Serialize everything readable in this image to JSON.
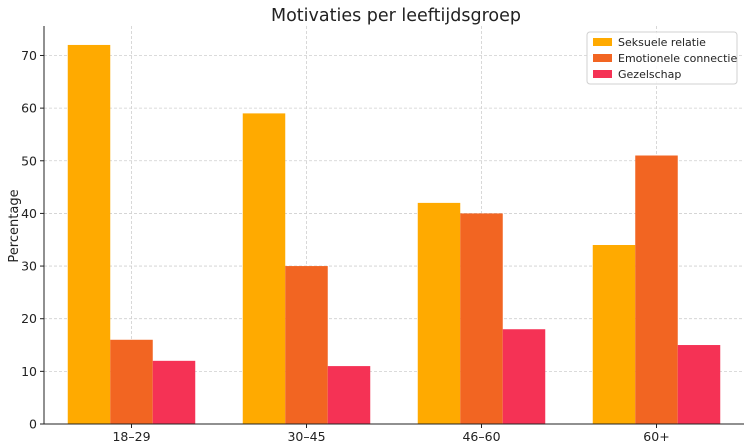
{
  "chart_data": {
    "type": "bar",
    "title": "Motivaties per leeftijdsgroep",
    "xlabel": "",
    "ylabel": "Percentage",
    "categories": [
      "18–29",
      "30–45",
      "46–60",
      "60+"
    ],
    "series": [
      {
        "name": "Seksuele relatie",
        "values": [
          72,
          59,
          42,
          34
        ],
        "color": "#FFAA00"
      },
      {
        "name": "Emotionele connectie",
        "values": [
          16,
          30,
          40,
          51
        ],
        "color": "#F26522"
      },
      {
        "name": "Gezelschap",
        "values": [
          12,
          11,
          18,
          15
        ],
        "color": "#F53255"
      }
    ],
    "ylim": [
      0,
      75.6
    ],
    "yticks": [
      0,
      10,
      20,
      30,
      40,
      50,
      60,
      70
    ],
    "grid": true,
    "legend_position": "top-right"
  }
}
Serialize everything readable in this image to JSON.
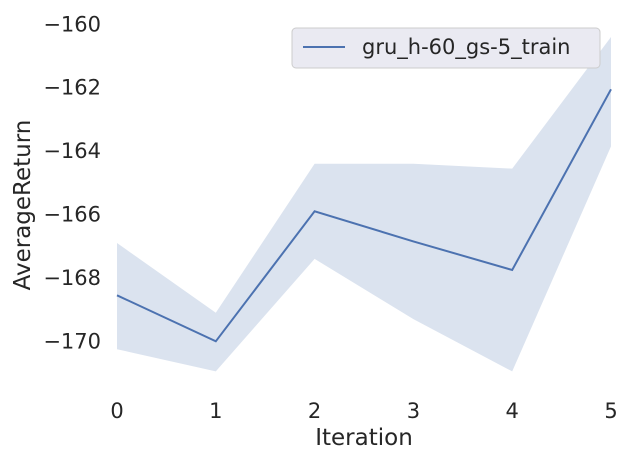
{
  "chart_data": {
    "type": "line",
    "title": "",
    "xlabel": "Iteration",
    "ylabel": "AverageReturn",
    "x": [
      0,
      1,
      2,
      3,
      4,
      5
    ],
    "series": [
      {
        "name": "gru_h-60_gs-5_train",
        "values": [
          -168.55,
          -170.0,
          -165.9,
          -166.85,
          -167.75,
          -162.05
        ],
        "band_upper": [
          -166.9,
          -169.1,
          -164.4,
          -164.4,
          -164.55,
          -160.4
        ],
        "band_lower": [
          -170.25,
          -170.95,
          -167.4,
          -169.3,
          -170.95,
          -163.85
        ],
        "color": "#4c72b0",
        "band_color": "#dbe3ef"
      }
    ],
    "xlim": [
      0,
      5
    ],
    "ylim": [
      -171.6,
      -159.8
    ],
    "xticks": [
      0,
      1,
      2,
      3,
      4,
      5
    ],
    "xtick_labels": [
      "0",
      "1",
      "2",
      "3",
      "4",
      "5"
    ],
    "yticks": [
      -160,
      -162,
      -164,
      -166,
      -168,
      -170
    ],
    "ytick_labels": [
      "−160",
      "−162",
      "−164",
      "−166",
      "−168",
      "−170"
    ],
    "grid": false,
    "legend": "top-right"
  },
  "colors": {
    "legend_bg": "#eaeaf2",
    "legend_border": "#cccccc"
  }
}
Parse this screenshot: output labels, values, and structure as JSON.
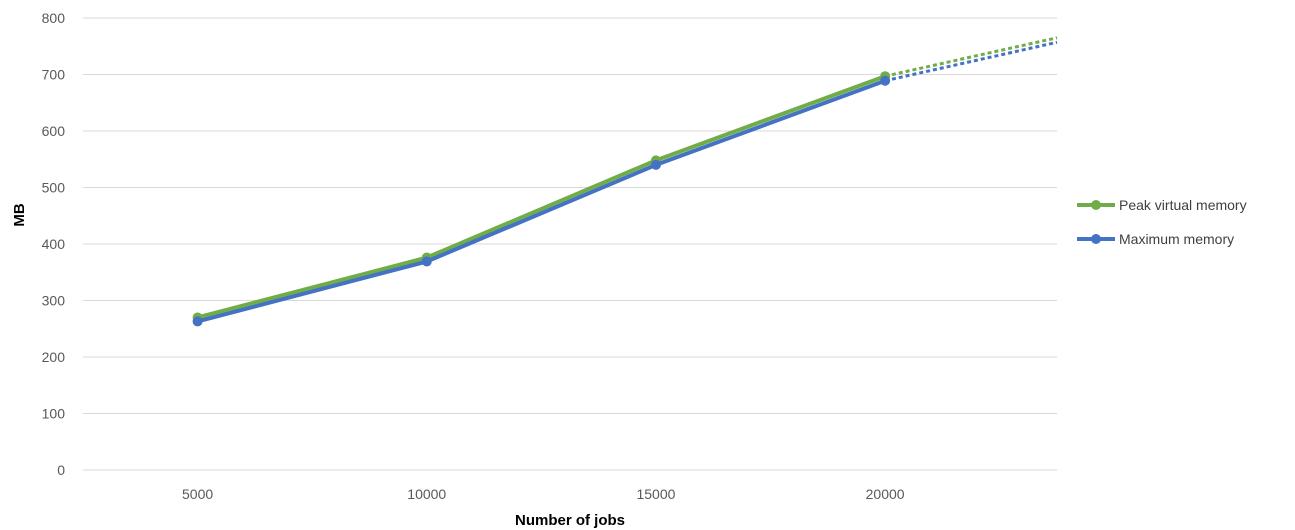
{
  "chart_data": {
    "type": "line",
    "title": "",
    "xlabel": "Number of jobs",
    "ylabel": "MB",
    "x": [
      5000,
      10000,
      15000,
      20000
    ],
    "x_tick_labels": [
      "5000",
      "10000",
      "15000",
      "20000"
    ],
    "y_tick_labels": [
      "0",
      "100",
      "200",
      "300",
      "400",
      "500",
      "600",
      "700",
      "800"
    ],
    "ylim": [
      0,
      800
    ],
    "grid": true,
    "legend_position": "right",
    "series": [
      {
        "name": "Peak virtual memory",
        "color": "#70ad47",
        "values": [
          270,
          376,
          548,
          697
        ],
        "trend_end": 765
      },
      {
        "name": "Maximum memory",
        "color": "#4472c4",
        "values": [
          263,
          369,
          540,
          689
        ],
        "trend_end": 757
      }
    ]
  }
}
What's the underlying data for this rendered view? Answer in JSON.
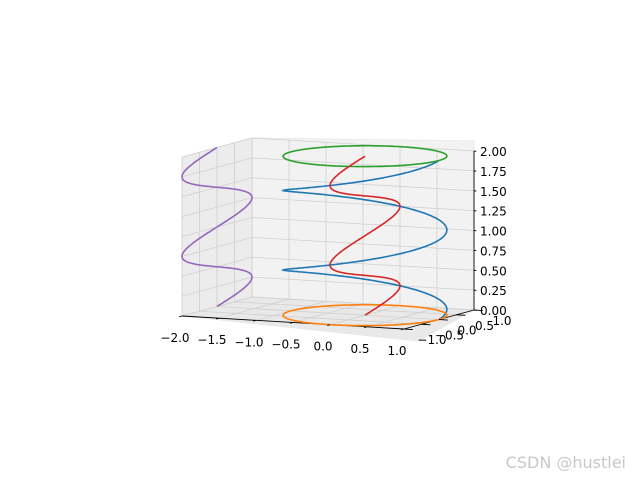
{
  "chart_data": {
    "type": "line",
    "projection": "3d",
    "xlim": [
      -2.0,
      1.0
    ],
    "ylim": [
      -1.0,
      1.0
    ],
    "zlim": [
      0.0,
      2.0
    ],
    "xticks": [
      "−2.0",
      "−1.5",
      "−1.0",
      "−0.5",
      "0.0",
      "0.5",
      "1.0"
    ],
    "yticks": [
      "−1.0",
      "−0.5",
      "0.0",
      "0.5",
      "1.0"
    ],
    "zticks": [
      "0.00",
      "0.25",
      "0.50",
      "0.75",
      "1.00",
      "1.25",
      "1.50",
      "1.75",
      "2.00"
    ],
    "grid": true,
    "series": [
      {
        "color": "#1f77b4",
        "curve": "x=cos(t), y=sin(t), z=t/(2π)",
        "t_range": [
          0,
          12.566
        ]
      },
      {
        "color": "#ff7f0e",
        "curve": "x=cos(t), y=sin(t), z=0",
        "t_range": [
          0,
          6.283
        ]
      },
      {
        "color": "#2ca02c",
        "curve": "x=cos(t), y=sin(t), z=2",
        "t_range": [
          0,
          6.283
        ]
      },
      {
        "color": "#d62728",
        "curve": "x=0, y=sin(t), z=t/(2π)",
        "t_range": [
          0,
          12.566
        ]
      },
      {
        "color": "#9467bd",
        "curve": "x=-2, y=sin(t), z=t/(2π)",
        "t_range": [
          0,
          12.566
        ]
      }
    ]
  },
  "watermark": "CSDN @hustlei"
}
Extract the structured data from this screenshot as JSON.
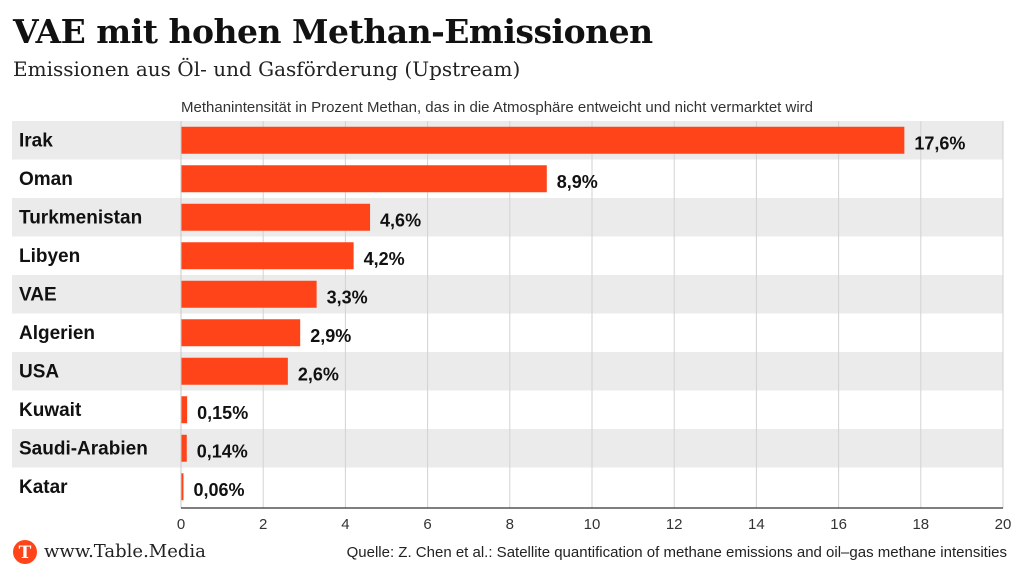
{
  "header": {
    "title": "VAE mit hohen Methan-Emissionen",
    "subtitle": "Emissionen aus Öl- und Gasförderung (Upstream)"
  },
  "chart_data": {
    "type": "bar",
    "orientation": "horizontal",
    "axis_note": "Methanintensität in Prozent Methan, das in die Atmosphäre entweicht und nicht vermarktet wird",
    "categories": [
      "Irak",
      "Oman",
      "Turkmenistan",
      "Libyen",
      "VAE",
      "Algerien",
      "USA",
      "Kuwait",
      "Saudi-Arabien",
      "Katar"
    ],
    "values": [
      17.6,
      8.9,
      4.6,
      4.2,
      3.3,
      2.9,
      2.6,
      0.15,
      0.14,
      0.06
    ],
    "value_labels": [
      "17,6%",
      "8,9%",
      "4,6%",
      "4,2%",
      "3,3%",
      "2,9%",
      "2,6%",
      "0,15%",
      "0,14%",
      "0,06%"
    ],
    "xlim": [
      0,
      20
    ],
    "xticks": [
      0,
      2,
      4,
      6,
      8,
      10,
      12,
      14,
      16,
      18,
      20
    ],
    "grid": true,
    "bar_color": "#ff4419",
    "band_color": "#ebebeb"
  },
  "footer": {
    "logo_letter": "T",
    "site": "www.Table.Media",
    "source": "Quelle: Z. Chen et al.: Satellite quantification of methane emissions and oil–gas methane intensities"
  }
}
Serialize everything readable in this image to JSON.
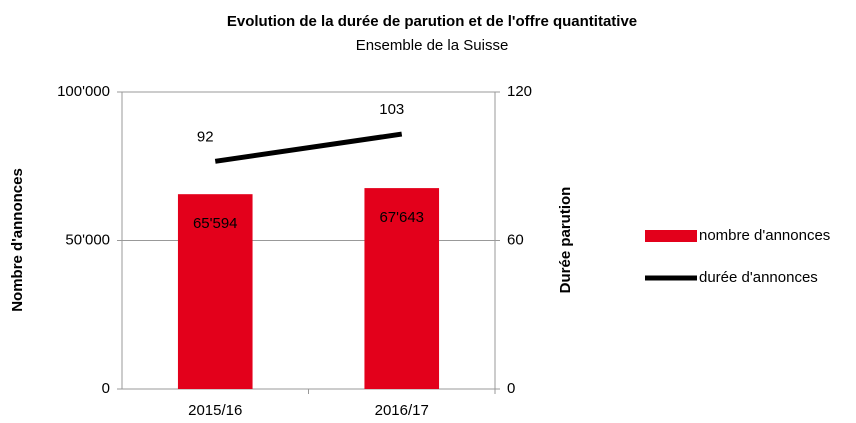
{
  "chart_data": {
    "type": "bar",
    "title": "Evolution de la durée de parution et de l'offre quantitative",
    "subtitle": "Ensemble de la Suisse",
    "ylabel": "Nombre d'annonces",
    "y2label": "Durée parution",
    "categories": [
      "2015/16",
      "2016/17"
    ],
    "series": [
      {
        "name": "nombre d'annonces",
        "type": "bar",
        "color": "#e3001b",
        "values": [
          65594,
          67643
        ],
        "value_labels": [
          "65'594",
          "67'643"
        ]
      },
      {
        "name": "durée d'annonces",
        "type": "line",
        "axis": "y2",
        "color": "#000000",
        "values": [
          92,
          103
        ]
      }
    ],
    "ylim": [
      0,
      100000
    ],
    "yticks": [
      0,
      {
        "value": 50000,
        "label": "50'000"
      },
      {
        "value": 100000,
        "label": "100'000"
      }
    ],
    "y2lim": [
      0,
      120
    ],
    "y2ticks": [
      0,
      60,
      120
    ],
    "grid": true,
    "legend": "right"
  }
}
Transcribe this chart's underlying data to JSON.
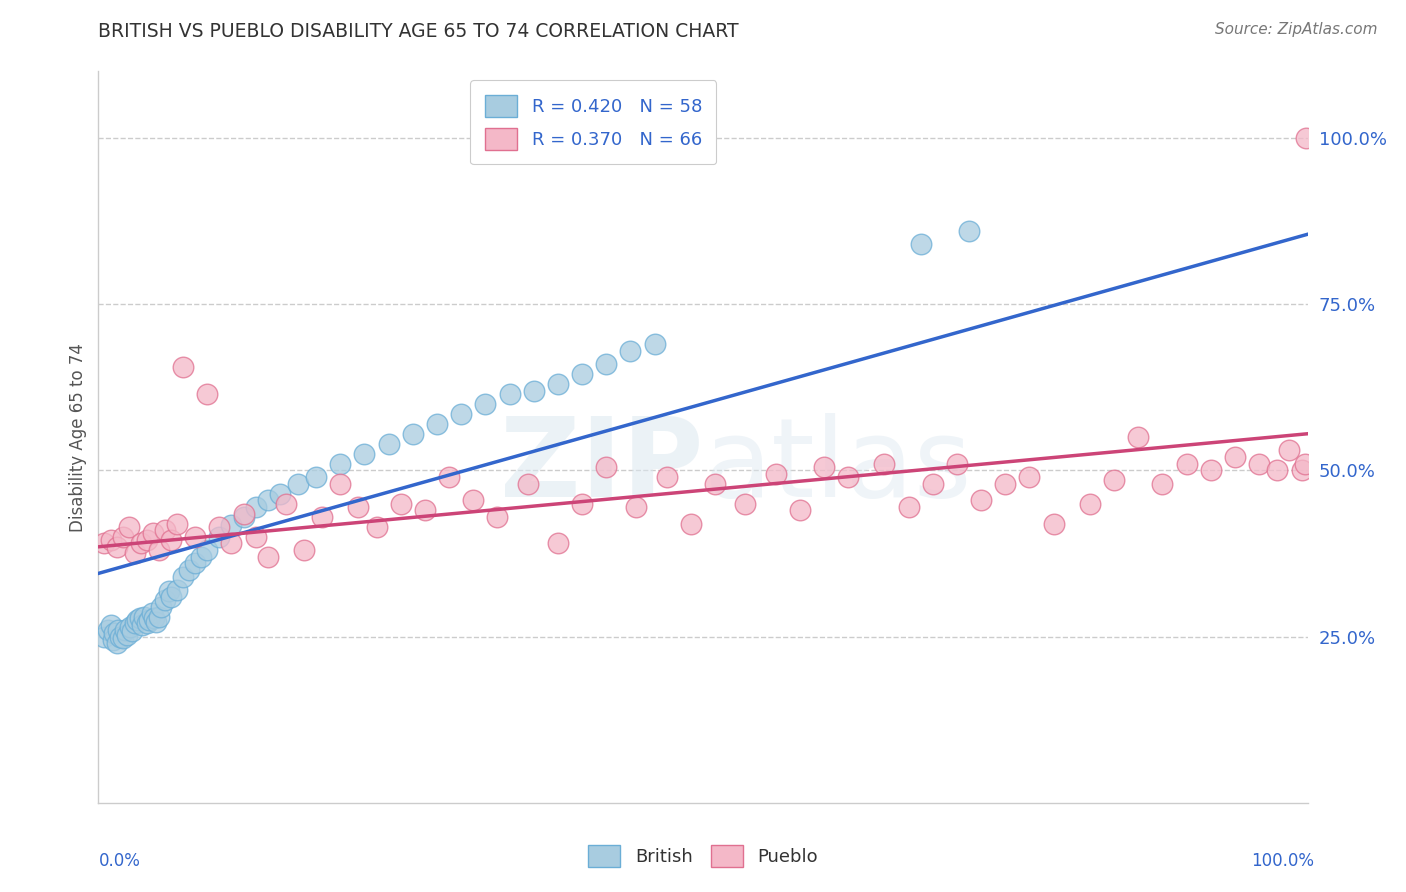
{
  "title": "BRITISH VS PUEBLO DISABILITY AGE 65 TO 74 CORRELATION CHART",
  "ylabel": "Disability Age 65 to 74",
  "source": "Source: ZipAtlas.com",
  "watermark": "ZIPatlas",
  "british_R": 0.42,
  "british_N": 58,
  "pueblo_R": 0.37,
  "pueblo_N": 66,
  "british_color": "#a8cce0",
  "british_edge_color": "#6baed6",
  "pueblo_color": "#f4b8c8",
  "pueblo_edge_color": "#e07090",
  "british_line_color": "#3366cc",
  "pueblo_line_color": "#cc4477",
  "background_color": "#ffffff",
  "grid_color": "#cccccc",
  "ytick_labels": [
    "25.0%",
    "50.0%",
    "75.0%",
    "100.0%"
  ],
  "ytick_values": [
    0.25,
    0.5,
    0.75,
    1.0
  ],
  "xlim": [
    0.0,
    1.0
  ],
  "ylim": [
    0.0,
    1.1
  ],
  "british_line_x0": 0.0,
  "british_line_y0": 0.345,
  "british_line_x1": 1.0,
  "british_line_y1": 0.855,
  "pueblo_line_x0": 0.0,
  "pueblo_line_y0": 0.385,
  "pueblo_line_x1": 1.0,
  "pueblo_line_y1": 0.555,
  "british_x": [
    0.005,
    0.008,
    0.01,
    0.012,
    0.013,
    0.015,
    0.016,
    0.018,
    0.02,
    0.022,
    0.024,
    0.026,
    0.028,
    0.03,
    0.032,
    0.034,
    0.036,
    0.038,
    0.04,
    0.042,
    0.044,
    0.046,
    0.048,
    0.05,
    0.052,
    0.055,
    0.058,
    0.06,
    0.065,
    0.07,
    0.075,
    0.08,
    0.085,
    0.09,
    0.1,
    0.11,
    0.12,
    0.13,
    0.14,
    0.15,
    0.165,
    0.18,
    0.2,
    0.22,
    0.24,
    0.26,
    0.28,
    0.3,
    0.32,
    0.34,
    0.36,
    0.38,
    0.4,
    0.42,
    0.44,
    0.46,
    0.68,
    0.72
  ],
  "british_y": [
    0.25,
    0.26,
    0.268,
    0.245,
    0.255,
    0.24,
    0.26,
    0.25,
    0.248,
    0.26,
    0.252,
    0.265,
    0.258,
    0.27,
    0.275,
    0.278,
    0.268,
    0.28,
    0.27,
    0.275,
    0.285,
    0.278,
    0.272,
    0.28,
    0.295,
    0.305,
    0.318,
    0.31,
    0.32,
    0.34,
    0.35,
    0.36,
    0.37,
    0.38,
    0.4,
    0.418,
    0.43,
    0.445,
    0.455,
    0.465,
    0.48,
    0.49,
    0.51,
    0.525,
    0.54,
    0.555,
    0.57,
    0.585,
    0.6,
    0.615,
    0.62,
    0.63,
    0.645,
    0.66,
    0.68,
    0.69,
    0.84,
    0.86
  ],
  "pueblo_x": [
    0.005,
    0.01,
    0.015,
    0.02,
    0.025,
    0.03,
    0.035,
    0.04,
    0.045,
    0.05,
    0.055,
    0.06,
    0.065,
    0.07,
    0.08,
    0.09,
    0.1,
    0.11,
    0.12,
    0.13,
    0.14,
    0.155,
    0.17,
    0.185,
    0.2,
    0.215,
    0.23,
    0.25,
    0.27,
    0.29,
    0.31,
    0.33,
    0.355,
    0.38,
    0.4,
    0.42,
    0.445,
    0.47,
    0.49,
    0.51,
    0.535,
    0.56,
    0.58,
    0.6,
    0.62,
    0.65,
    0.67,
    0.69,
    0.71,
    0.73,
    0.75,
    0.77,
    0.79,
    0.82,
    0.84,
    0.86,
    0.88,
    0.9,
    0.92,
    0.94,
    0.96,
    0.975,
    0.985,
    0.995,
    0.998,
    0.999
  ],
  "pueblo_y": [
    0.39,
    0.395,
    0.385,
    0.4,
    0.415,
    0.375,
    0.39,
    0.395,
    0.405,
    0.38,
    0.41,
    0.395,
    0.42,
    0.655,
    0.4,
    0.615,
    0.415,
    0.39,
    0.435,
    0.4,
    0.37,
    0.45,
    0.38,
    0.43,
    0.48,
    0.445,
    0.415,
    0.45,
    0.44,
    0.49,
    0.455,
    0.43,
    0.48,
    0.39,
    0.45,
    0.505,
    0.445,
    0.49,
    0.42,
    0.48,
    0.45,
    0.495,
    0.44,
    0.505,
    0.49,
    0.51,
    0.445,
    0.48,
    0.51,
    0.455,
    0.48,
    0.49,
    0.42,
    0.45,
    0.485,
    0.55,
    0.48,
    0.51,
    0.5,
    0.52,
    0.51,
    0.5,
    0.53,
    0.5,
    0.51,
    1.0
  ]
}
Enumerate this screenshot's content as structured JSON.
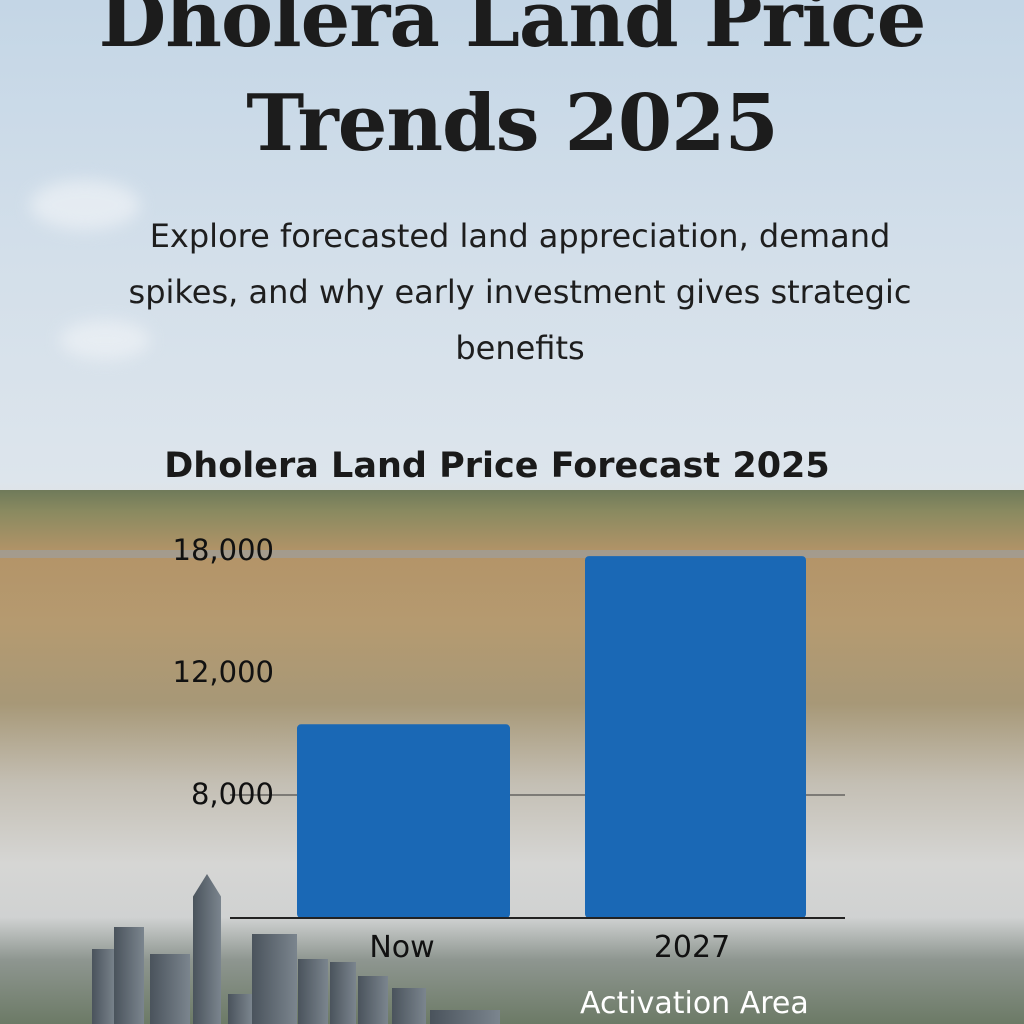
★ ★ ★ ★ ★ ★ ★
§ **TASK DETAILS**: Ascertain the number of lines in the entries that include the word "ylabel", and report only that number.

§ **THE SOLUTION**: 5